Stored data
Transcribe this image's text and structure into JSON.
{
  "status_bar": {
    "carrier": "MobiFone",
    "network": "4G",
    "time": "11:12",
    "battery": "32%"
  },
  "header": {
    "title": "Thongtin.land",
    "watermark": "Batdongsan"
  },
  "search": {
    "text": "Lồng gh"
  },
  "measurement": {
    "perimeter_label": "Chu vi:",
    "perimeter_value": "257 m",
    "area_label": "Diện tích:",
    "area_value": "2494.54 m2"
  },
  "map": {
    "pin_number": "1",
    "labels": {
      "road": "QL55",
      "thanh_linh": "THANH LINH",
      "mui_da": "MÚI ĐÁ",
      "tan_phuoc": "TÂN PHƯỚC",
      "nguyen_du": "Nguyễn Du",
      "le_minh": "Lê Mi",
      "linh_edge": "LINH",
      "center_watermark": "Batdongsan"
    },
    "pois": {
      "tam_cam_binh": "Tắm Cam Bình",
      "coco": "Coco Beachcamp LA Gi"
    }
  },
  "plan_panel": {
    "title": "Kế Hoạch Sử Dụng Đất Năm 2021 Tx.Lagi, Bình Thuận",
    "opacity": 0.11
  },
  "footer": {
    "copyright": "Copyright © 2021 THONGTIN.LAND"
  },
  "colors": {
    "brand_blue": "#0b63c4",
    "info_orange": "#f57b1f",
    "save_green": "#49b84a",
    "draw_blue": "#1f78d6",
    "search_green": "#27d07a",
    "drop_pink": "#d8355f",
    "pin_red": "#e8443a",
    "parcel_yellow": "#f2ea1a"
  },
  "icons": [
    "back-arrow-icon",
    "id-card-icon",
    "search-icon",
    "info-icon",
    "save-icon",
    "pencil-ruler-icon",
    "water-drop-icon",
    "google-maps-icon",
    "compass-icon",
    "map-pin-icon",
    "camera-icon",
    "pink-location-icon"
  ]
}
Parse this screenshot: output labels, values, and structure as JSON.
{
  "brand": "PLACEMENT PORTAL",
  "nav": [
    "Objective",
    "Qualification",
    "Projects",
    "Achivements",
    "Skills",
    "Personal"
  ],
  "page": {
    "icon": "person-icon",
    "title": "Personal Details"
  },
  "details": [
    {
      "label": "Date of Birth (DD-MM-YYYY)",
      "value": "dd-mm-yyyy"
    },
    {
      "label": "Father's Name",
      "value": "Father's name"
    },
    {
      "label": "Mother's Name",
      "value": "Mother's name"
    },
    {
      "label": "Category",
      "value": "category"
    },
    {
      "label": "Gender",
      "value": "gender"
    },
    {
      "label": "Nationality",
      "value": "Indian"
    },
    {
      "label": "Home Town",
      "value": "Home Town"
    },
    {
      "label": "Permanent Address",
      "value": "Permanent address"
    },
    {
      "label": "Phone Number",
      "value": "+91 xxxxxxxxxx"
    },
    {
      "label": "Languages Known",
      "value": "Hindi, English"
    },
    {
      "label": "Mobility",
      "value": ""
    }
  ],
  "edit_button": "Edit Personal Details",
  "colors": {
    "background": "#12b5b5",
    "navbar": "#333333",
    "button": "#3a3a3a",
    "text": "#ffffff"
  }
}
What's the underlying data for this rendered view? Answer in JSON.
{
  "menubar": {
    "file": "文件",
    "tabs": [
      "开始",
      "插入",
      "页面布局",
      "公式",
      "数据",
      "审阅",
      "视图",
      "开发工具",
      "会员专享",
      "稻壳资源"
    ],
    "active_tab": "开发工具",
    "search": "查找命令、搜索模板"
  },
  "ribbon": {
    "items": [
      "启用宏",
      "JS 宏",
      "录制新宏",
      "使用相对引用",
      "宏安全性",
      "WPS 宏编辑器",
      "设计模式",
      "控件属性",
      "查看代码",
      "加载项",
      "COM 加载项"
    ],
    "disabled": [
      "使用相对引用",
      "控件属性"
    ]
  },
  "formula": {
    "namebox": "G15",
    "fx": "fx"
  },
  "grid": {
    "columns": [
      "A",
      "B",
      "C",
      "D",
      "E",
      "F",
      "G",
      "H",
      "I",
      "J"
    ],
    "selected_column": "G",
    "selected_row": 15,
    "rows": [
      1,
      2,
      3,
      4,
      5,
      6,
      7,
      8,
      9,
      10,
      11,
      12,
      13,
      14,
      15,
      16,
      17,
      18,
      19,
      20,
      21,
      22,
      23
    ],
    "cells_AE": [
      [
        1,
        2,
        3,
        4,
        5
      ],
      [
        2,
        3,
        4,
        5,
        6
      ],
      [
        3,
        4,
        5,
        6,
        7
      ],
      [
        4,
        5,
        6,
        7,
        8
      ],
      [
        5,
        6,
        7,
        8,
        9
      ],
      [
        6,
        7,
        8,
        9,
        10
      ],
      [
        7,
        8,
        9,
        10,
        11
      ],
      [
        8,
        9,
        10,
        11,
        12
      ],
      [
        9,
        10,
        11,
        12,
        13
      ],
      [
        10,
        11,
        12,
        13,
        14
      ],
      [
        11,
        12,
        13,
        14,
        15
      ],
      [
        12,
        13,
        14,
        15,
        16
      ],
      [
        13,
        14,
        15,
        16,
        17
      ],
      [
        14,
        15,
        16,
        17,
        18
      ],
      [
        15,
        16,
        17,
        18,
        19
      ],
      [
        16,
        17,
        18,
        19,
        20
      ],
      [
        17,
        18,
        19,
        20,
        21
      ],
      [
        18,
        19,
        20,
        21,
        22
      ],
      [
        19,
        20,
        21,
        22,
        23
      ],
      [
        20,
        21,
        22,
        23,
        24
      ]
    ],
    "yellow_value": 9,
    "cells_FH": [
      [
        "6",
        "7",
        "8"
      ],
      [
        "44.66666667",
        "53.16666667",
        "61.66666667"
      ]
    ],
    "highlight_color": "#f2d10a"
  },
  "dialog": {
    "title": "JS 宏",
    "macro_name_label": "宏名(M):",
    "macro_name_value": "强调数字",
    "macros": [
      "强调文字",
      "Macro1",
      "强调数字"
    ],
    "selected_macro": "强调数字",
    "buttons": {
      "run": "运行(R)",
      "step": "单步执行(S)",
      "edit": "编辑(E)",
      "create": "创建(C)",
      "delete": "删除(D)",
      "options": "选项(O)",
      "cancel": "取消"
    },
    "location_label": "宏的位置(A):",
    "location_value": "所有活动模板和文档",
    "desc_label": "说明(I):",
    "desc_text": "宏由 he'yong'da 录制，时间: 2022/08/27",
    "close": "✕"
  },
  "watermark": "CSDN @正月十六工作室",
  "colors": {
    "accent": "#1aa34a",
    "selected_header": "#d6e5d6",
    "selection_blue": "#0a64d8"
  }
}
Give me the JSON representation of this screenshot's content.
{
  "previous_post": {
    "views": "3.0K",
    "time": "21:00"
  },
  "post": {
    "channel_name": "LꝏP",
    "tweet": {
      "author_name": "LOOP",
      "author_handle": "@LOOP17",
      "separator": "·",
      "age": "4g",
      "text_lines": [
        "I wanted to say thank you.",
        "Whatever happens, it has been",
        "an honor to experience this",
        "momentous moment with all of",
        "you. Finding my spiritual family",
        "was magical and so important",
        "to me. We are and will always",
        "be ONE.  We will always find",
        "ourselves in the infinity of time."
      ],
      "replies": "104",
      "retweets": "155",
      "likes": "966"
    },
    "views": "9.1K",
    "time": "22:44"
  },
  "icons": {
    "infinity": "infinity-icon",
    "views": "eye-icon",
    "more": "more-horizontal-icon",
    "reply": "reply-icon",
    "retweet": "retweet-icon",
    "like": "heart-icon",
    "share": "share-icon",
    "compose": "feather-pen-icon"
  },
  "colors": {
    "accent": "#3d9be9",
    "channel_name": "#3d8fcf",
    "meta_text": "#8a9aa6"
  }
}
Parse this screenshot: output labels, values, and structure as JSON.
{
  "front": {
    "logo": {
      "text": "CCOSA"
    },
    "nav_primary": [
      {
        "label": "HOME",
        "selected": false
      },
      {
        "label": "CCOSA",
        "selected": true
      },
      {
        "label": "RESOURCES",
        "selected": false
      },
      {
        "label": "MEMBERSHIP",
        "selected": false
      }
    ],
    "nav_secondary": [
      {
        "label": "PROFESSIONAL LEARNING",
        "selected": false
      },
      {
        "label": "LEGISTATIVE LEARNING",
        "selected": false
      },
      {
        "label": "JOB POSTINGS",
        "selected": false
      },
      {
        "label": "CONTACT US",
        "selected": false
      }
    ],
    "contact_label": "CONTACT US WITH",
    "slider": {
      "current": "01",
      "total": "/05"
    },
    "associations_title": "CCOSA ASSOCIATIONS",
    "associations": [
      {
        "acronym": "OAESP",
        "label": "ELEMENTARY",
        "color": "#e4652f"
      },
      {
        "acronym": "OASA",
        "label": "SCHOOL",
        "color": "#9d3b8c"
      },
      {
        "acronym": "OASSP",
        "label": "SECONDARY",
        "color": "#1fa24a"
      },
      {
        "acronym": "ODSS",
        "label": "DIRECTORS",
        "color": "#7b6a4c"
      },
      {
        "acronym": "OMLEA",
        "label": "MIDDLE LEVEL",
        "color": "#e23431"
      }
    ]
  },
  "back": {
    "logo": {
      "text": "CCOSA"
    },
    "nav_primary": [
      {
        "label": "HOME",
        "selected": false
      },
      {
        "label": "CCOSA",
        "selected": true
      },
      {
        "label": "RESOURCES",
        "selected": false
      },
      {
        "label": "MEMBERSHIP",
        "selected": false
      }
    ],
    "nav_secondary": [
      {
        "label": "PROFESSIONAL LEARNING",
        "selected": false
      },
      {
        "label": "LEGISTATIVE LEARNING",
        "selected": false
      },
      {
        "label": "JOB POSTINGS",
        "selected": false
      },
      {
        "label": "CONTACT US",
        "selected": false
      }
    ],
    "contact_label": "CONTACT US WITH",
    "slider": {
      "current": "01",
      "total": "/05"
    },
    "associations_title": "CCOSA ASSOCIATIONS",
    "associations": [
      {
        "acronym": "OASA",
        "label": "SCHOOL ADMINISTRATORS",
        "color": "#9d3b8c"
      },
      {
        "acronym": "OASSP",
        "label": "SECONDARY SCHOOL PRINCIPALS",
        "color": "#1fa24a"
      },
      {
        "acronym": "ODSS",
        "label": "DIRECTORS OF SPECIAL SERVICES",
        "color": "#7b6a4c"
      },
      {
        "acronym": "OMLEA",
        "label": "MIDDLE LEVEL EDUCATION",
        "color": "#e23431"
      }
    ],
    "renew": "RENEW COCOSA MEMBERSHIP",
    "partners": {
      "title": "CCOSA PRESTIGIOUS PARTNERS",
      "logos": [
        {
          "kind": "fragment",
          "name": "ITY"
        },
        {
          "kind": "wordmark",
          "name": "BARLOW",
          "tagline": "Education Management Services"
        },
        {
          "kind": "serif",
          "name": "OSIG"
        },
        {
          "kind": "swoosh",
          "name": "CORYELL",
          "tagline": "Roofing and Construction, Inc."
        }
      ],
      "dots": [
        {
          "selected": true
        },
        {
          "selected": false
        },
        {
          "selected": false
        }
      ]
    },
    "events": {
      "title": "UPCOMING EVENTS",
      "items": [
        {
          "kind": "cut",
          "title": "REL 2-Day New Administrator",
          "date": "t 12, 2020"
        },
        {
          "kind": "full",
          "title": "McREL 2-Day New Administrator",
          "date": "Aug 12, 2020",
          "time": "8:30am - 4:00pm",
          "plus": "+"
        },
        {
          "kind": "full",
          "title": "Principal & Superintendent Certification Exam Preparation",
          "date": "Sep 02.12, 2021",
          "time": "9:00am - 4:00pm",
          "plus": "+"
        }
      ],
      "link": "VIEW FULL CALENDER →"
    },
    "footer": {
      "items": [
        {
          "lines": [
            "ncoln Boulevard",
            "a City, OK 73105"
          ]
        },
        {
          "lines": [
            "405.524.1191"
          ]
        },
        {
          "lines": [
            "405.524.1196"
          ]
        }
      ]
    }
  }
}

> _Given exercise_
Find every line that holds "LEVEL" and copy it.

> _The reply_
        "label": "MIDDLE LEVEL",
        "label": "MIDDLE LEVEL EDUCATION",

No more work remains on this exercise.